• **EXERCISE DESCRIPTION**
All entries should be output exactly as they stand.

:: ENTRIES PROVIDED ::

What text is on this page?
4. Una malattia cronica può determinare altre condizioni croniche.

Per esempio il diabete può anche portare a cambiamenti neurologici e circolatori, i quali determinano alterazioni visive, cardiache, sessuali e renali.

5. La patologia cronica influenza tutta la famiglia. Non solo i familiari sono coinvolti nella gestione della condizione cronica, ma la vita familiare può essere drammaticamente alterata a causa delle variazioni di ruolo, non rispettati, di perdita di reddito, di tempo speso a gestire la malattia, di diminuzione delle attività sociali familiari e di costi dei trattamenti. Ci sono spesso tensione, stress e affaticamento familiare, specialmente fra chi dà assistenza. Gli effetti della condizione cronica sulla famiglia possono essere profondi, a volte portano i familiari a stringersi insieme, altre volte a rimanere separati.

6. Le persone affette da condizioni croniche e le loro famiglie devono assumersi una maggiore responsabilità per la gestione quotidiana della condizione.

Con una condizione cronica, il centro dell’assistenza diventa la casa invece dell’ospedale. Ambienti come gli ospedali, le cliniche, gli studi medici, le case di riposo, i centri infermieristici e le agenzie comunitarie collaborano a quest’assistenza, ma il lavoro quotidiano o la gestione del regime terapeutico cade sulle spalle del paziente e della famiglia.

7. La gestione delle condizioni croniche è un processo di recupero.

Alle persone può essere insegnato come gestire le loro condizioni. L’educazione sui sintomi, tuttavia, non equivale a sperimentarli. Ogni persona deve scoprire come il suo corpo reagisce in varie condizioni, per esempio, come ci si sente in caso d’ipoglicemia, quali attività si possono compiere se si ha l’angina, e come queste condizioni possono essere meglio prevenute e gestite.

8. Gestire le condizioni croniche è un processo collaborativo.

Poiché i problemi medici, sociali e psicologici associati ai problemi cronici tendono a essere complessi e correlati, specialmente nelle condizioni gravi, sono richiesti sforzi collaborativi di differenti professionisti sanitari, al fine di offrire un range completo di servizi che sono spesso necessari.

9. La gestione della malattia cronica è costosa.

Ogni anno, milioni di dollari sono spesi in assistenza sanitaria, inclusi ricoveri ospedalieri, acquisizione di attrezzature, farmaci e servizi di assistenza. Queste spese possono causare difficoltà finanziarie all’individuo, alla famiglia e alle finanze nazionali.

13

:::

• **ANSWER TO THE TASK**
What text is on this page?
4. Una malattia cronica può determinare altre condizioni croniche.

Per esempio il diabete può anche portare a cambiamenti neurologici e circolatori, i quali determinano alterazioni visive, cardiache, sessuali e renali.

5. La patologia cronica influenza tutta la famiglia. Non solo i familiari sono coinvolti nella gestione della condizione cronica, ma la vita familiare può essere drammaticamente alterata a causa delle variazioni di ruolo, non rispettati, di perdita di reddito, di tempo speso a gestire la malattia, di diminuzione delle attività sociali familiari e di costi dei trattamenti. Ci sono spesso tensione, stress e affaticamento familiare, specialmente fra chi dà assistenza. Gli effetti della condizione cronica sulla famiglia possono essere profondi, a volte portano i familiari a stringersi insieme, altre volte a rimanere separati.

6. Le persone affette da condizioni croniche e le loro famiglie devono assumersi una maggiore responsabilità per la gestione quotidiana della condizione.

Con una condizione cronica, il centro dell’assistenza diventa la casa invece dell’ospedale. Ambienti come gli ospedali, le cliniche, gli studi medici, le case di riposo, i centri infermieristici e le agenzie comunitarie collaborano a quest’assistenza, ma il lavoro quotidiano o la gestione del regime terapeutico cade sulle spalle del paziente e della famiglia.

7. La gestione delle condizioni croniche è un processo di recupero.

Alle persone può essere insegnato come gestire le loro condizioni. L’educazione sui sintomi, tuttavia, non equivale a sperimentarli. Ogni persona deve scoprire come il suo corpo reagisce in varie condizioni, per esempio, come ci si sente in caso d’ipoglicemia, quali attività si possono compiere se si ha l’angina, e come queste condizioni possono essere meglio prevenute e gestite.

8. Gestire le condizioni croniche è un processo collaborativo.

Poiché i problemi medici, sociali e psicologici associati ai problemi cronici tendono a essere complessi e correlati, specialmente nelle condizioni gravi, sono richiesti sforzi collaborativi di differenti professionisti sanitari, al fine di offrire un range completo di servizi che sono spesso necessari.

9. La gestione della malattia cronica è costosa.

Ogni anno, milioni di dollari sono spesi in assistenza sanitaria, inclusi ricoveri ospedalieri, acquisizione di attrezzature, farmaci e servizi di assistenza. Queste spese possono causare difficoltà finanziarie all’individuo, alla famiglia e alle finanze nazionali.

13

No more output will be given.